*** Exercise data ***
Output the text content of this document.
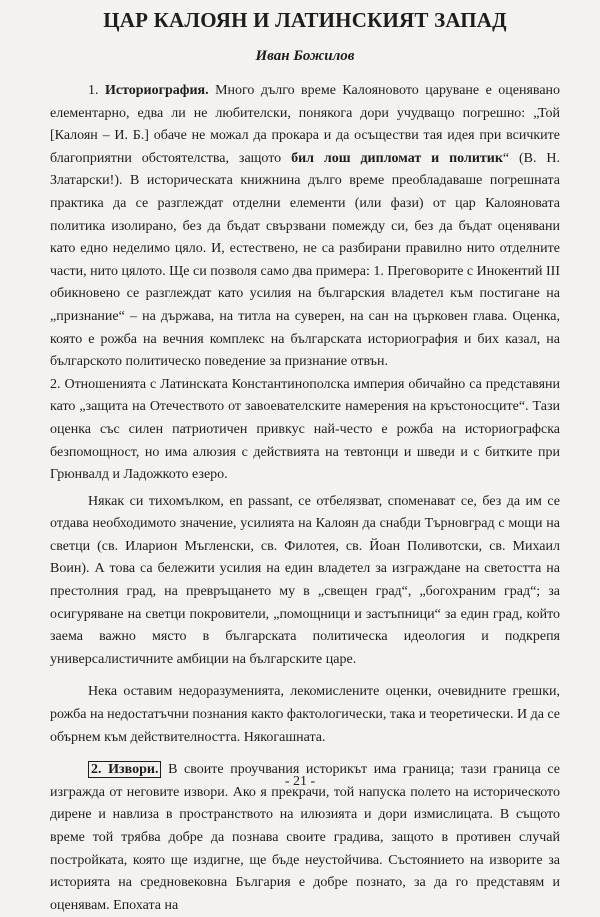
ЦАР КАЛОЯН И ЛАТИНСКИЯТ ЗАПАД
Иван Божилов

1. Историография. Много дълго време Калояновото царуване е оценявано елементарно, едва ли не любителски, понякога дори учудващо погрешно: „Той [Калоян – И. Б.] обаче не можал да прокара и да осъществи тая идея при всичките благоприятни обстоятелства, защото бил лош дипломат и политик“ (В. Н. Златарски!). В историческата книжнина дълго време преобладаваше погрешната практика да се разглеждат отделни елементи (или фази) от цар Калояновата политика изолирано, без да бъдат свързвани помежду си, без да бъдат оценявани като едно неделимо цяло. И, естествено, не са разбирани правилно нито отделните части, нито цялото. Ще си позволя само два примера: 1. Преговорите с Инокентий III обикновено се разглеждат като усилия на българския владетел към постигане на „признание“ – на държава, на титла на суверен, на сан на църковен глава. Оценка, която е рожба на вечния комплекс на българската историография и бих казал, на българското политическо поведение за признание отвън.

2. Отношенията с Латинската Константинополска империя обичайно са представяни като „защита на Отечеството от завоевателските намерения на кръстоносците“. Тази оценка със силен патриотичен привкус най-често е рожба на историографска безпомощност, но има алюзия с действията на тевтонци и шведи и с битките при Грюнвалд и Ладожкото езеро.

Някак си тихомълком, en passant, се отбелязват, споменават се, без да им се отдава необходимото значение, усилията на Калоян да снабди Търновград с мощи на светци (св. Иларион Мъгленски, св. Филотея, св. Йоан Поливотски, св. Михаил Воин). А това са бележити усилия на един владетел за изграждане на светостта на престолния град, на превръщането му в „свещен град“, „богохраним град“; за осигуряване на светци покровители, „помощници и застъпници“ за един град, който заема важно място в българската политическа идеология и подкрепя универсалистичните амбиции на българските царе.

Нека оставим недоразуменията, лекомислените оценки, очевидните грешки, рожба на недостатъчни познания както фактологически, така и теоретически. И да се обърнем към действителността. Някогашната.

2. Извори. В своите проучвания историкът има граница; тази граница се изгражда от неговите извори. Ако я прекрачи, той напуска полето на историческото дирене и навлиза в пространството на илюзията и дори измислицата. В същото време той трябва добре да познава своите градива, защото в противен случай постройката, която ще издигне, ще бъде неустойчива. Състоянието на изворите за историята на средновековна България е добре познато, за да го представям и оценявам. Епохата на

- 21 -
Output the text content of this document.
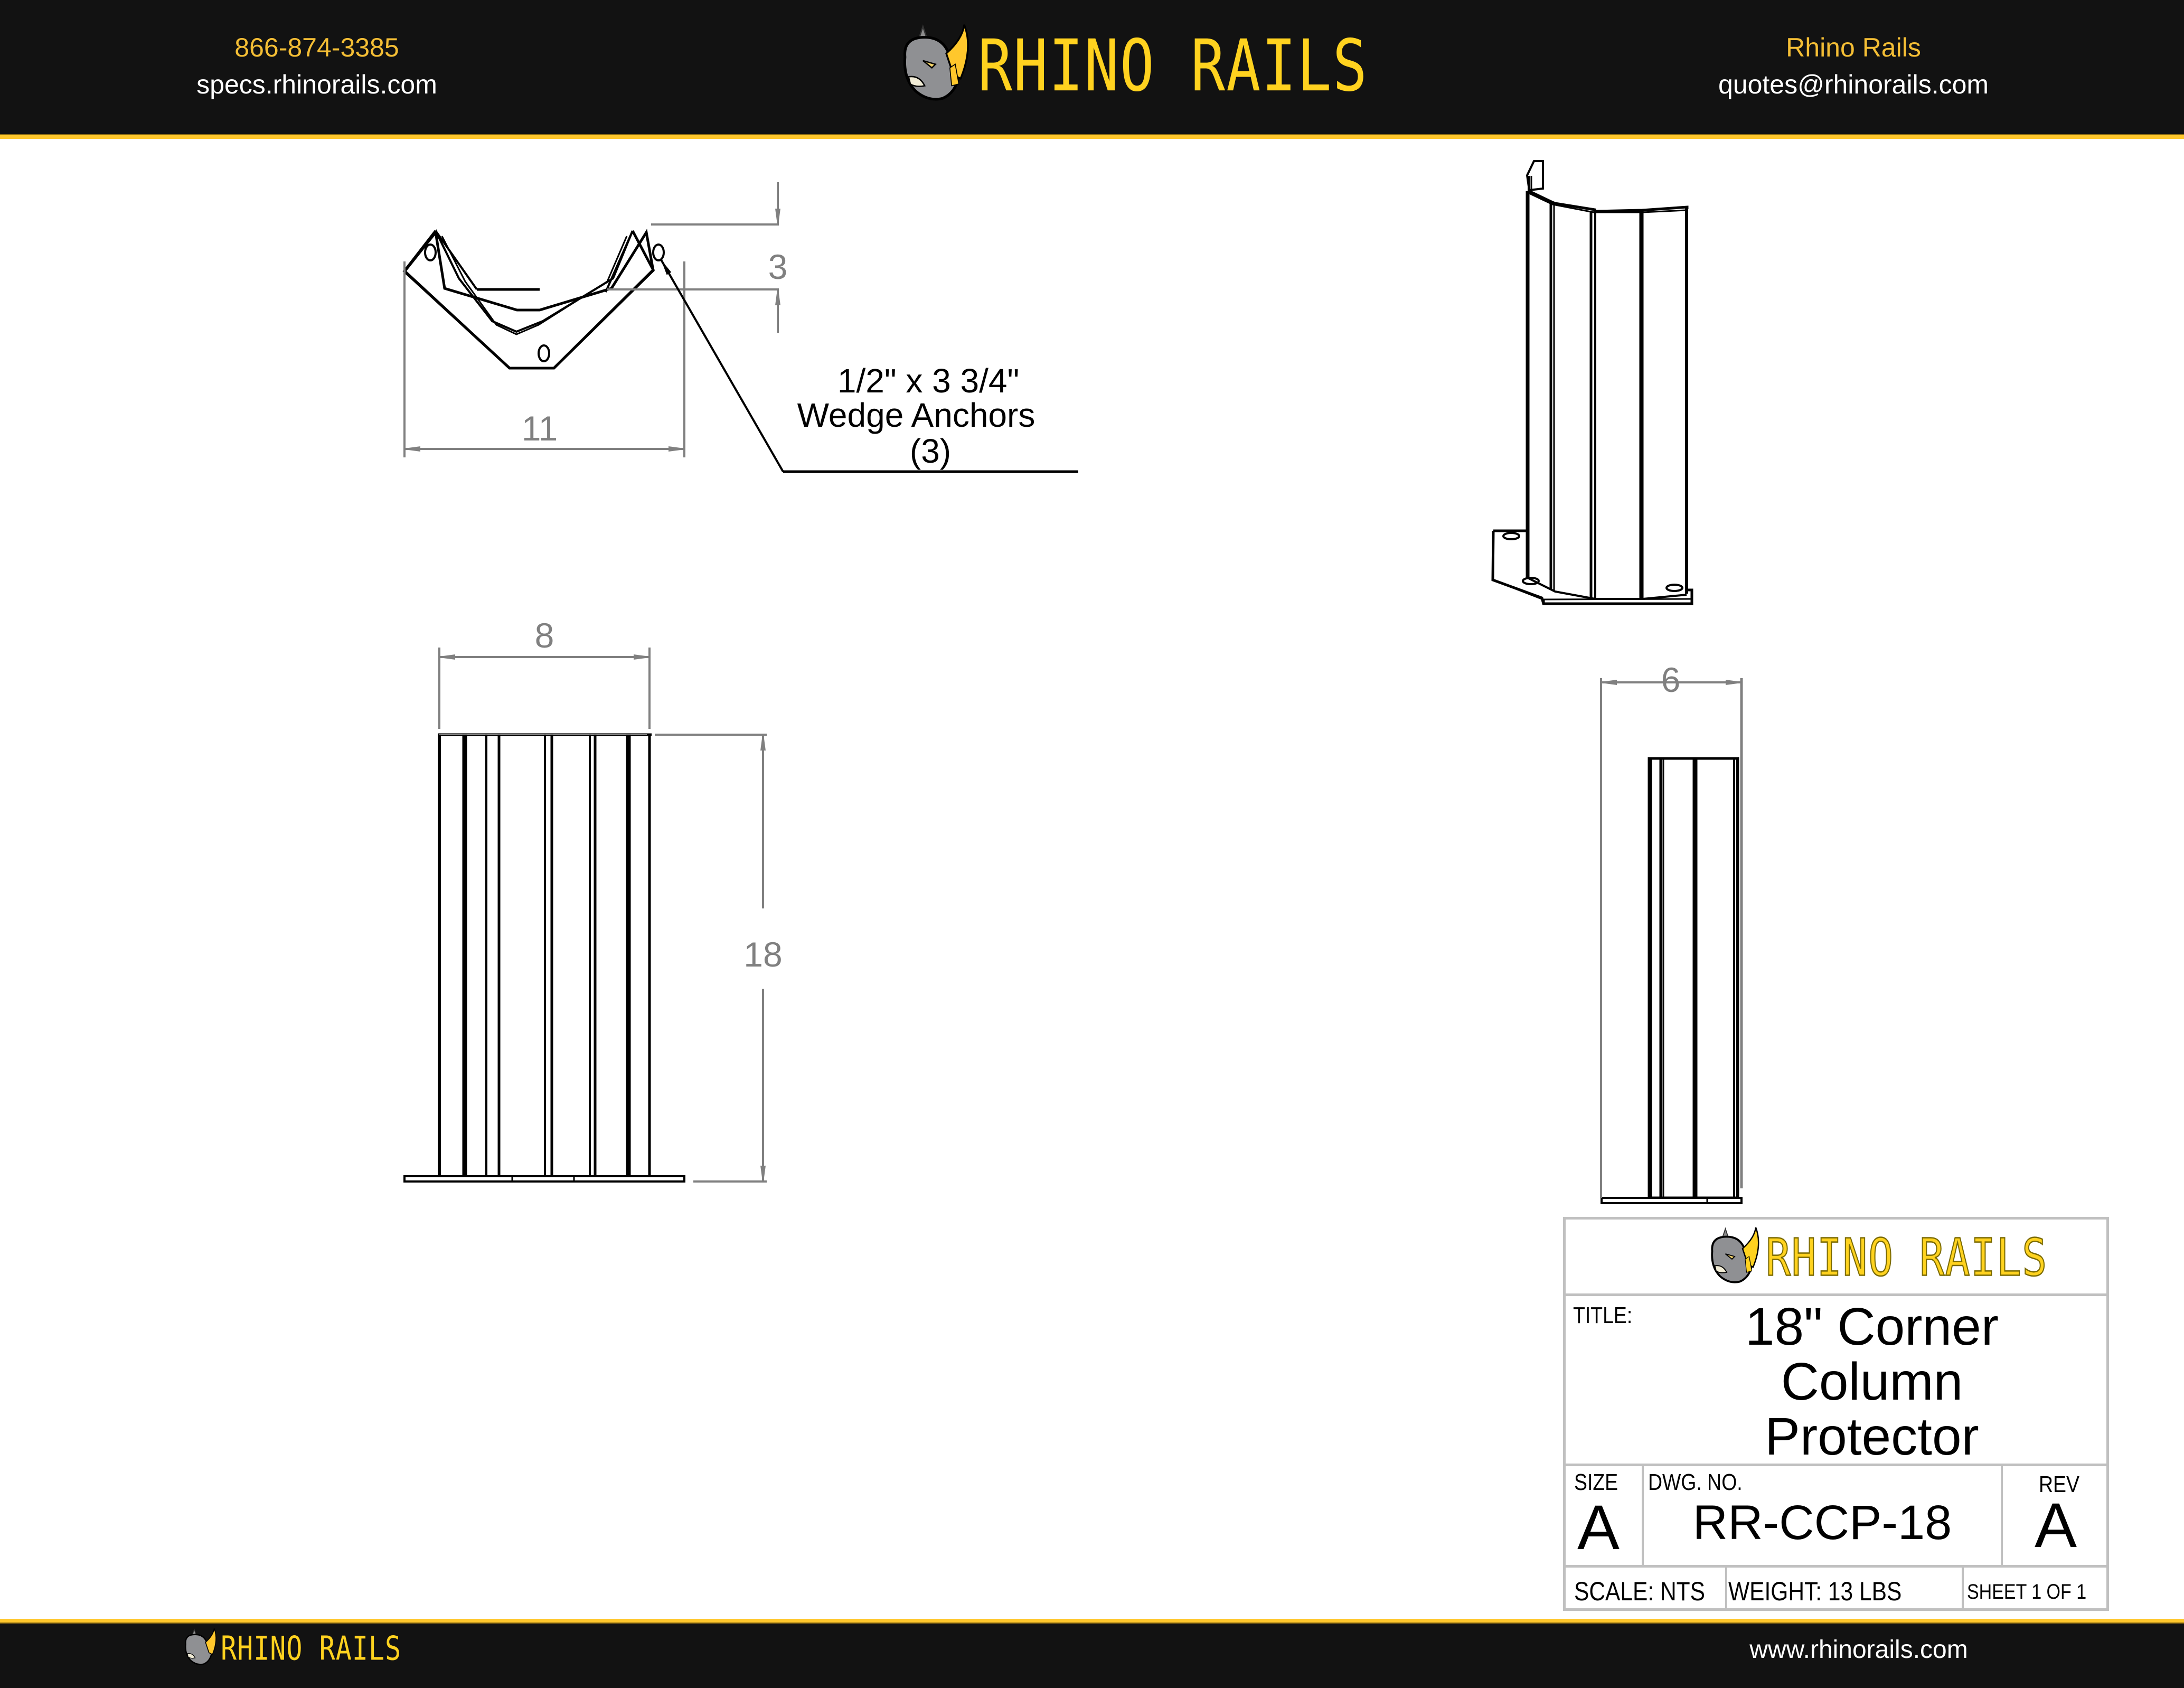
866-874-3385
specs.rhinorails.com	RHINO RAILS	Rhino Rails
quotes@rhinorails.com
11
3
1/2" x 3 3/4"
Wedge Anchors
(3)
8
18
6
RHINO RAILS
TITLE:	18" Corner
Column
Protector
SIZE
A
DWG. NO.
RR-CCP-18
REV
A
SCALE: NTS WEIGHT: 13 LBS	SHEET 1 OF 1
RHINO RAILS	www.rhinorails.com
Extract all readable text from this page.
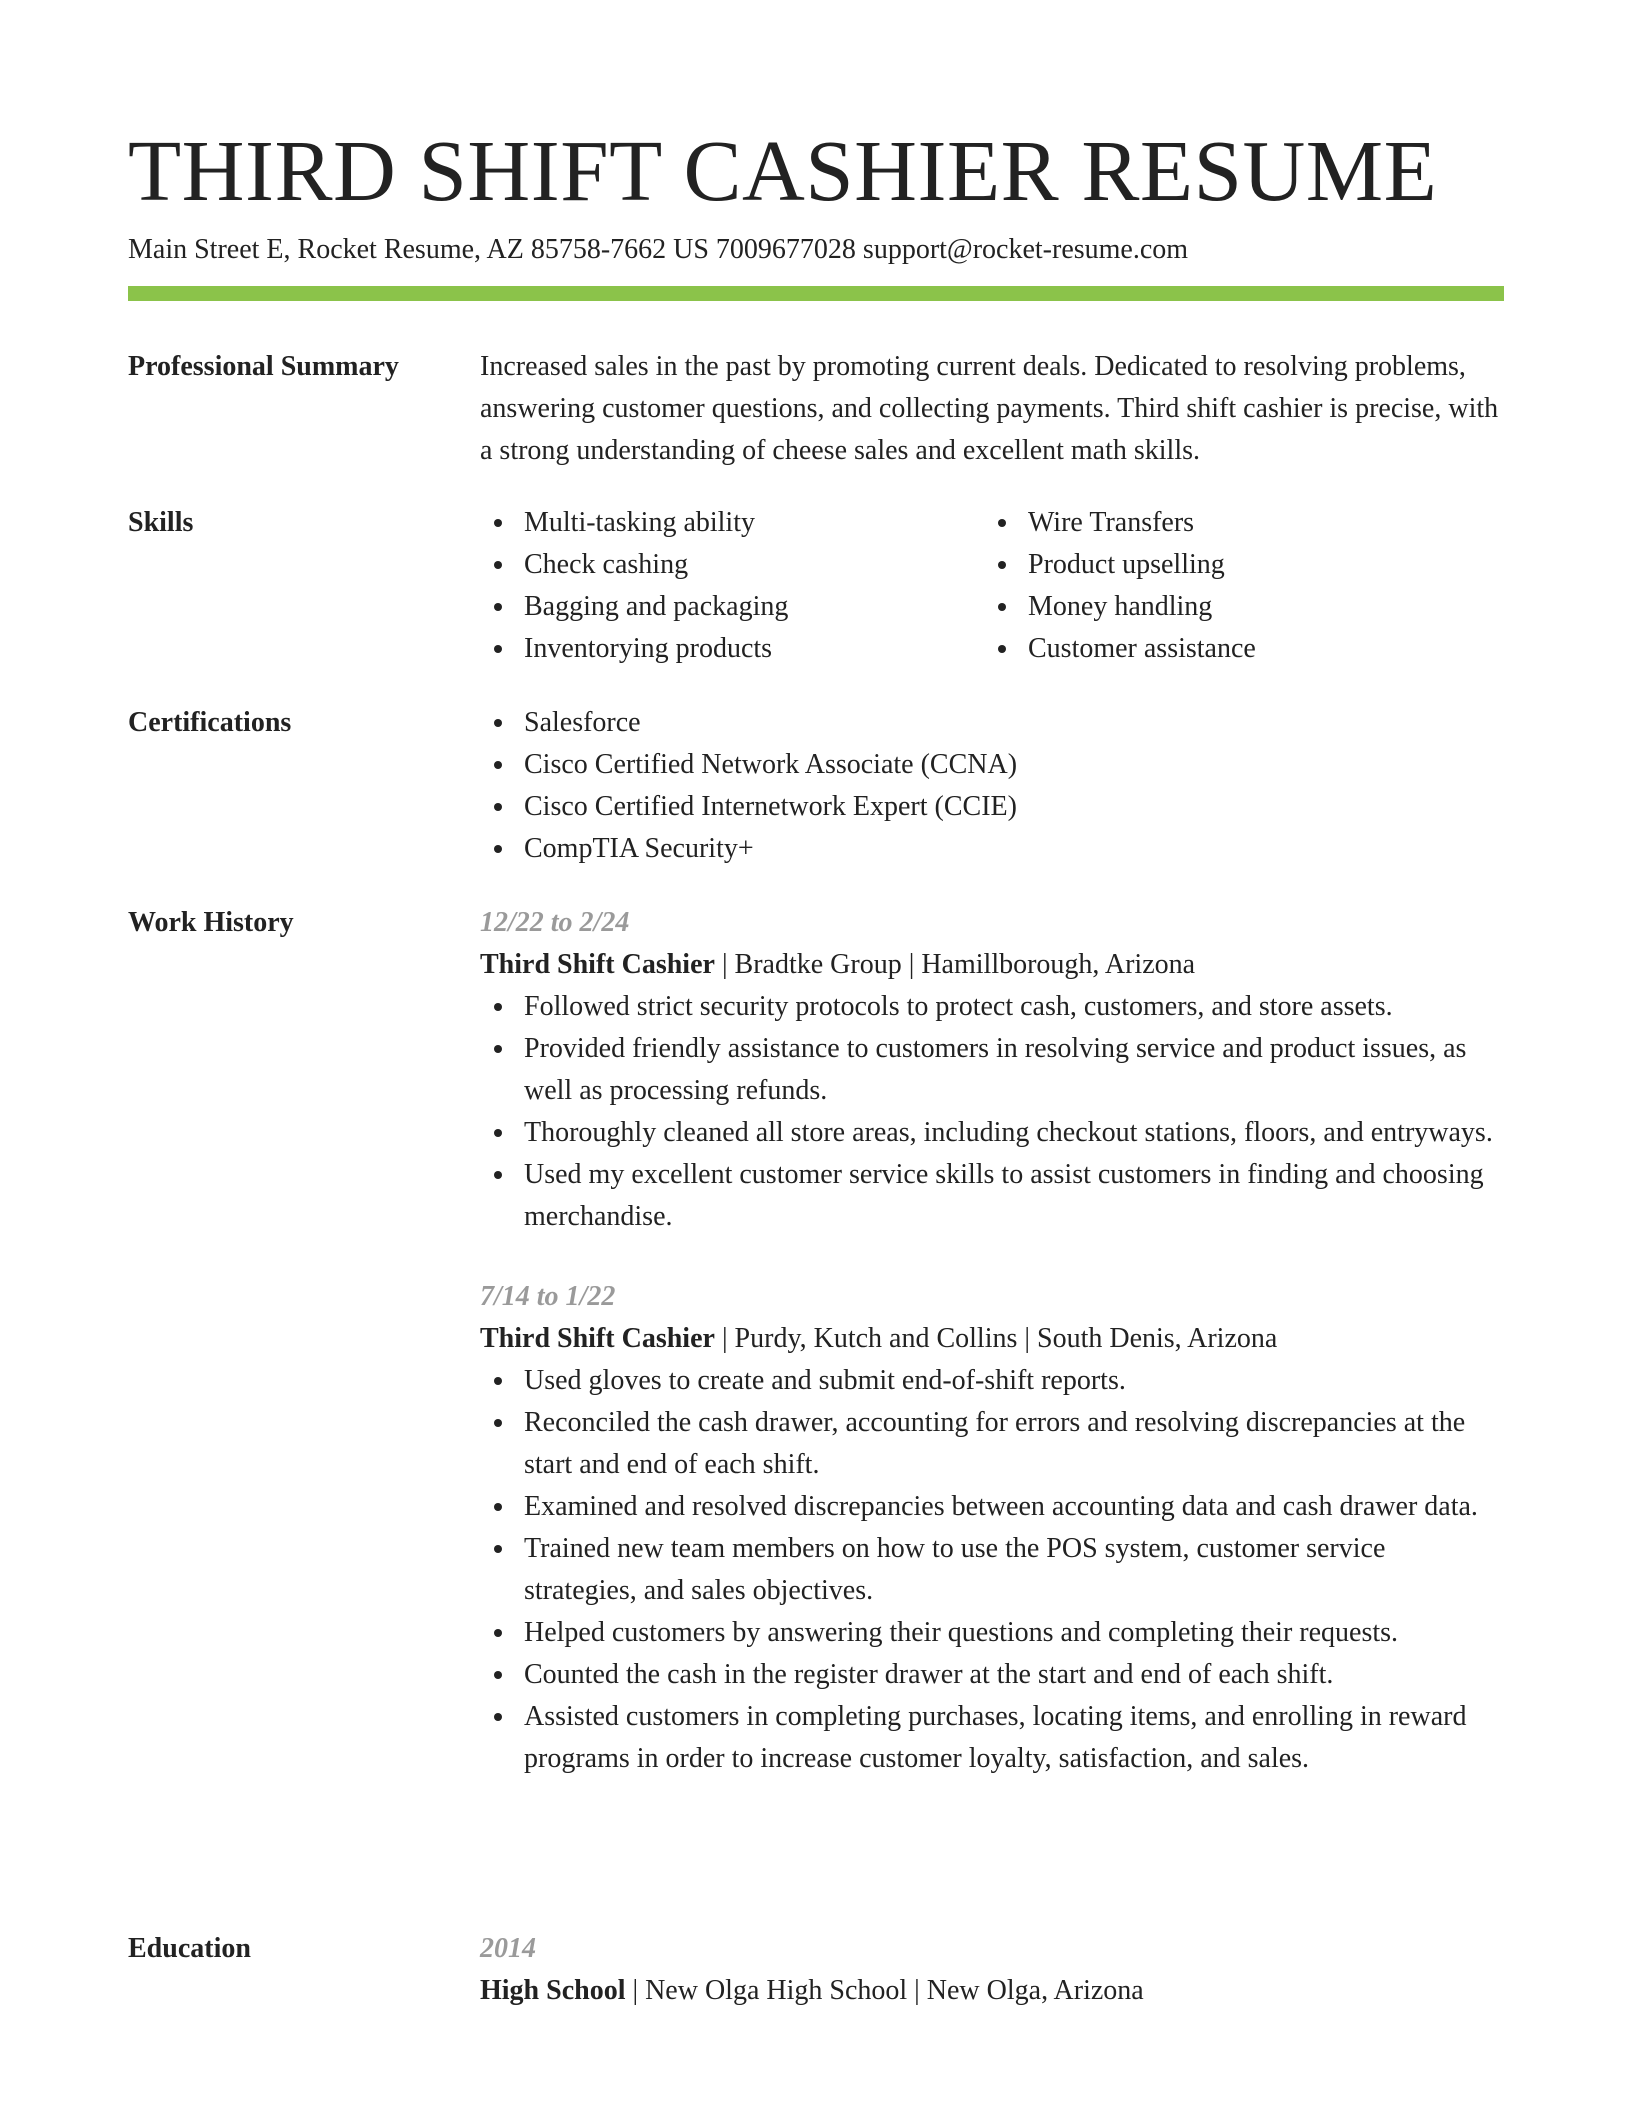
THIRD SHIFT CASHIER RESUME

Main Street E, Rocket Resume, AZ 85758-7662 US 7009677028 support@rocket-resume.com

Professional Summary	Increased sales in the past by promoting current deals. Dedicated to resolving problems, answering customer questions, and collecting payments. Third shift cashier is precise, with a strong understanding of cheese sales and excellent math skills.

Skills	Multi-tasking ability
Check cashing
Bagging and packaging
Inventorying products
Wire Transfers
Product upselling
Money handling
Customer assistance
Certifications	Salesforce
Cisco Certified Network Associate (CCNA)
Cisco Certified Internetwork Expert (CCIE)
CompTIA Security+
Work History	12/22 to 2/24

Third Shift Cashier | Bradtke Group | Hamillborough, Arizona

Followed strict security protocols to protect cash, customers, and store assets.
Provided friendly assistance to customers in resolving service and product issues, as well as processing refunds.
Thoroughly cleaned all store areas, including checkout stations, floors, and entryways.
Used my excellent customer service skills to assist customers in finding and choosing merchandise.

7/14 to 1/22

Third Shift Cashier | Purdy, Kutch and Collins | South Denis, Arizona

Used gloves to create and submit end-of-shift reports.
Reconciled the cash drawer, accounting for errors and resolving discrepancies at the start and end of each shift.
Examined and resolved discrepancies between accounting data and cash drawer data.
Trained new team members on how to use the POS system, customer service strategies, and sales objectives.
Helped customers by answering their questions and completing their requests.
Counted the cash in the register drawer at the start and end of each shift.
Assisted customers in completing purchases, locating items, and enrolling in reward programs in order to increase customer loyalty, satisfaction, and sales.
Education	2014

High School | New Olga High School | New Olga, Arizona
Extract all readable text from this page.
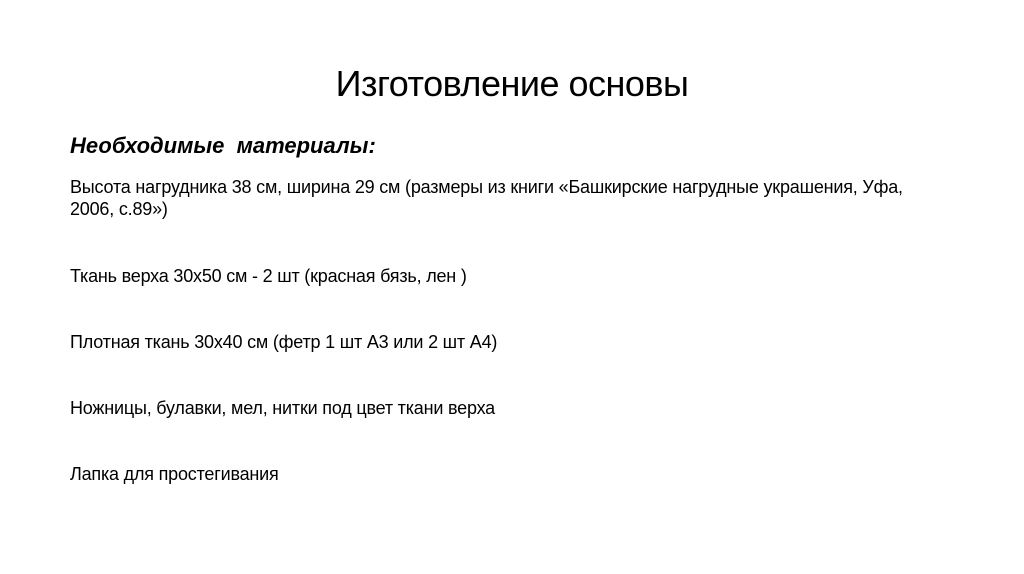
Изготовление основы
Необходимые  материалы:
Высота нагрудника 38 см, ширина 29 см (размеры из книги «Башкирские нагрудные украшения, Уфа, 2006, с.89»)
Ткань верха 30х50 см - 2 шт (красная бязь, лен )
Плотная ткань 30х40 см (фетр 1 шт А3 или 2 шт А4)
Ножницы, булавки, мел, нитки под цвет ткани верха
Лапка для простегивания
***
Your task is to pick out every line with the string "completing" and copy it.

_Response to the task_:
Helped customers by answering their questions and completing their requests.
Assisted customers in completing purchases, locating items, and enrolling in reward programs in order to increase customer loyalty, satisfaction, and sales.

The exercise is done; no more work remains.